| Stated exercise |
Restate every line of the material, word for word.

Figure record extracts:
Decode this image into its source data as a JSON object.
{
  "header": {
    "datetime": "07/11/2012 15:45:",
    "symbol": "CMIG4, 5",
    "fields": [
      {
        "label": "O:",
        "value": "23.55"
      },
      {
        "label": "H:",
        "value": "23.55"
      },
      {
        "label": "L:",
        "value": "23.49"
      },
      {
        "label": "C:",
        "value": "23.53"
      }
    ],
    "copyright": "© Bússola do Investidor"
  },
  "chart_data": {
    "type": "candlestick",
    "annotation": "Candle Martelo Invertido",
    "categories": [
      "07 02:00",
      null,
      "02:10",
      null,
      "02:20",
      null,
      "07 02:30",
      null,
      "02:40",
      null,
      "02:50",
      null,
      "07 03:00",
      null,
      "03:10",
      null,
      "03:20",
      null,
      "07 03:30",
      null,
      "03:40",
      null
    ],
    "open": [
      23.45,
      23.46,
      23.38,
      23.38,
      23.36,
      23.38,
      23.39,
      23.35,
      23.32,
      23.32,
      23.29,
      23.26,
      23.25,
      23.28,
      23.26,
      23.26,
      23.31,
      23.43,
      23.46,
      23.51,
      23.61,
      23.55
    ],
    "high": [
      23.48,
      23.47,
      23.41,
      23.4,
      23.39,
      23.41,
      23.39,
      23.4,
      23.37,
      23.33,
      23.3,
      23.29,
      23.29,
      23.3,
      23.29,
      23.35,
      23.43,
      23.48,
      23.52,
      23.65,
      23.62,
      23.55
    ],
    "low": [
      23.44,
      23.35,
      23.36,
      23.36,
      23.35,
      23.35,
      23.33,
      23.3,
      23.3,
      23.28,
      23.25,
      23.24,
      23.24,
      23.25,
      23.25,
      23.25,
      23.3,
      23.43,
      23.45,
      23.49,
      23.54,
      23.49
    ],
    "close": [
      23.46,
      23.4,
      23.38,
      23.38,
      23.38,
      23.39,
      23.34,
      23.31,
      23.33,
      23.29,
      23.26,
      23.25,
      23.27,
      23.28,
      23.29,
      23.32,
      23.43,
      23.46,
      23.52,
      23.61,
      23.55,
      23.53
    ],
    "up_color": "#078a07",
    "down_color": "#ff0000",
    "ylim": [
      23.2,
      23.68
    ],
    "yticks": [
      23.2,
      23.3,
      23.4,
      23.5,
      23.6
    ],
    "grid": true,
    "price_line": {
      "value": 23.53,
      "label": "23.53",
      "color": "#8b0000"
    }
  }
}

| The reply |
Decode this image into its source data as a JSON object.
{
  "header": {
    "datetime": "07/11/2012 15:45:",
    "symbol": "CMIG4, 5",
    "fields": [
      {
        "label": "O:",
        "value": "23.55"
      },
      {
        "label": "H:",
        "value": "23.55"
      },
      {
        "label": "L:",
        "value": "23.49"
      },
      {
        "label": "C:",
        "value": "23.53"
      }
    ],
    "copyright": "© Bússola do Investidor"
  },
  "chart_data": {
    "type": "candlestick",
    "annotation": "Candle Martelo Invertido",
    "categories": [
      "07 02:00",
      null,
      "02:10",
      null,
      "02:20",
      null,
      "07 02:30",
      null,
      "02:40",
      null,
      "02:50",
      null,
      "07 03:00",
      null,
      "03:10",
      null,
      "03:20",
      null,
      "07 03:30",
      null,
      "03:40",
      null
    ],
    "open": [
      23.45,
      23.46,
      23.38,
      23.38,
      23.36,
      23.38,
      23.39,
      23.35,
      23.32,
      23.32,
      23.29,
      23.26,
      23.25,
      23.28,
      23.26,
      23.26,
      23.31,
      23.43,
      23.46,
      23.51,
      23.61,
      23.55
    ],
    "high": [
      23.48,
      23.47,
      23.41,
      23.4,
      23.39,
      23.41,
      23.39,
      23.4,
      23.37,
      23.33,
      23.3,
      23.29,
      23.29,
      23.3,
      23.29,
      23.35,
      23.43,
      23.48,
      23.52,
      23.65,
      23.62,
      23.55
    ],
    "low": [
      23.44,
      23.35,
      23.36,
      23.36,
      23.35,
      23.35,
      23.33,
      23.3,
      23.3,
      23.28,
      23.25,
      23.24,
      23.24,
      23.25,
      23.25,
      23.25,
      23.3,
      23.43,
      23.45,
      23.49,
      23.54,
      23.49
    ],
    "close": [
      23.46,
      23.4,
      23.38,
      23.38,
      23.38,
      23.39,
      23.34,
      23.31,
      23.33,
      23.29,
      23.26,
      23.25,
      23.27,
      23.28,
      23.29,
      23.32,
      23.43,
      23.46,
      23.52,
      23.61,
      23.55,
      23.53
    ],
    "up_color": "#078a07",
    "down_color": "#ff0000",
    "ylim": [
      23.2,
      23.68
    ],
    "yticks": [
      23.2,
      23.3,
      23.4,
      23.5,
      23.6
    ],
    "grid": true,
    "price_line": {
      "value": 23.53,
      "label": "23.53",
      "color": "#8b0000"
    }
  }
}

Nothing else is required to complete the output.